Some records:
>> BEGIN

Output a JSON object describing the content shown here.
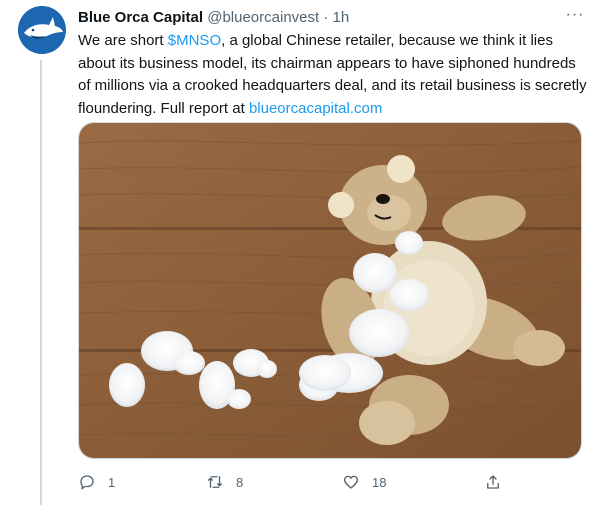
{
  "tweet": {
    "author_name": "Blue Orca Capital",
    "author_handle": "@blueorcainvest",
    "separator": "·",
    "timestamp": "1h",
    "text_before_ticker": "We are short ",
    "ticker": "$MNSO",
    "text_after_ticker": ", a global Chinese retailer, because we think it lies about its business model, its chairman appears to have siphoned hundreds of millions via a crooked headquarters deal, and its retail business is secretly floundering.  Full report at ",
    "report_link": "blueorcacapital.com",
    "more_label": "···"
  },
  "actions": {
    "reply_count": "1",
    "retweet_count": "8",
    "like_count": "18",
    "share_count": ""
  },
  "icons": {
    "reply": "reply-icon",
    "retweet": "retweet-icon",
    "like": "heart-icon",
    "share": "share-icon",
    "more": "more-options-icon"
  },
  "colors": {
    "link": "#1d9bf0",
    "muted": "#536471",
    "avatar_bg": "#1d67b0"
  }
}
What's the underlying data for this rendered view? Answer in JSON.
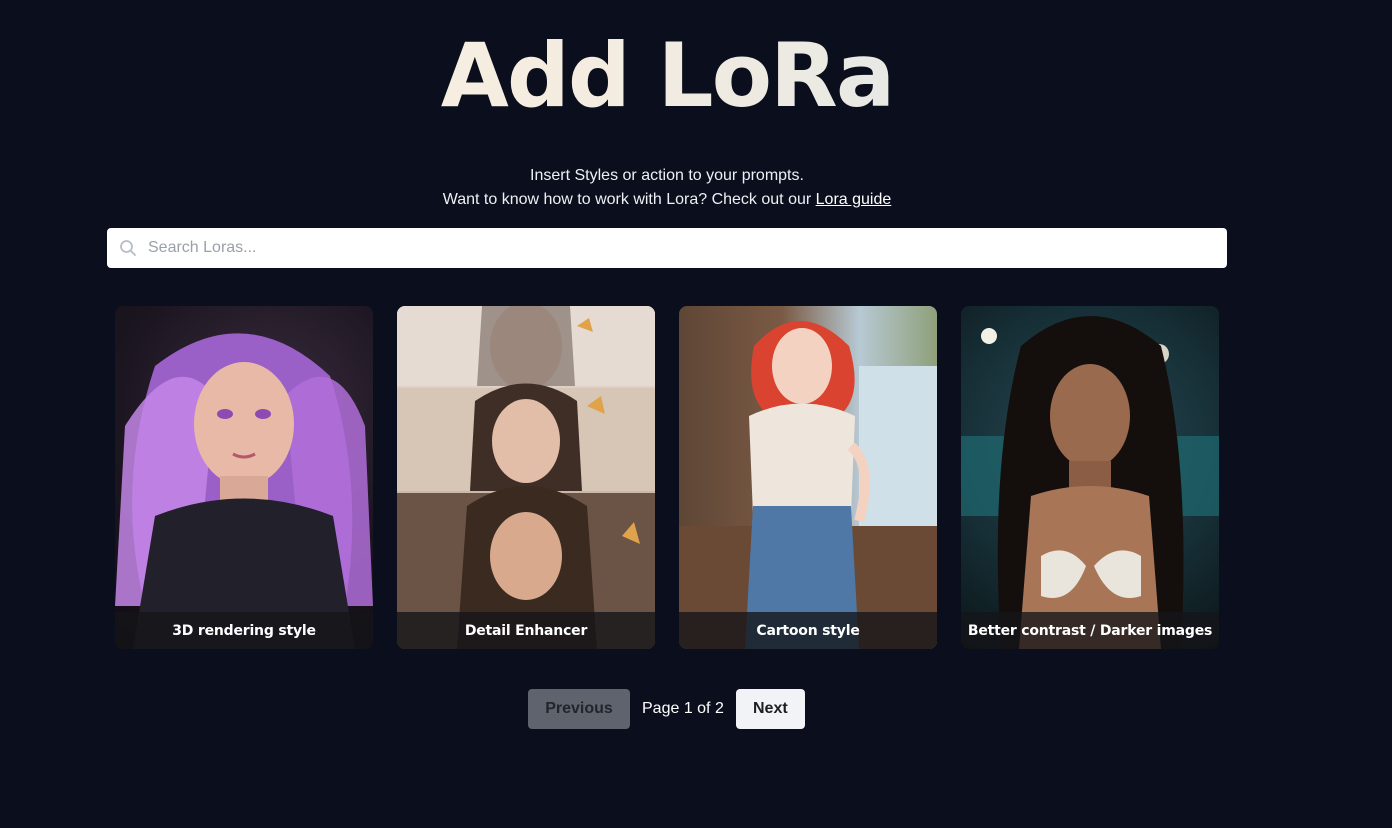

>> END

Your task is to transcribe all of the records precisely, with no images included.

» **FINAL RESULT**:
Output a JSON object describing the content shown here.
{
  "tweet": {
    "author_name": "Blue Orca Capital",
    "author_handle": "@blueorcainvest",
    "separator": "·",
    "timestamp": "1h",
    "text_before_ticker": "We are short ",
    "ticker": "$MNSO",
    "text_after_ticker": ", a global Chinese retailer, because we think it lies about its business model, its chairman appears to have siphoned hundreds of millions via a crooked headquarters deal, and its retail business is secretly floundering.  Full report at ",
    "report_link": "blueorcacapital.com",
    "more_label": "···"
  },
  "actions": {
    "reply_count": "1",
    "retweet_count": "8",
    "like_count": "18",
    "share_count": ""
  },
  "icons": {
    "reply": "reply-icon",
    "retweet": "retweet-icon",
    "like": "heart-icon",
    "share": "share-icon",
    "more": "more-options-icon"
  },
  "colors": {
    "link": "#1d9bf0",
    "muted": "#536471",
    "avatar_bg": "#1d67b0"
  }
}
What's the underlying data for this rendered view? Answer in JSON.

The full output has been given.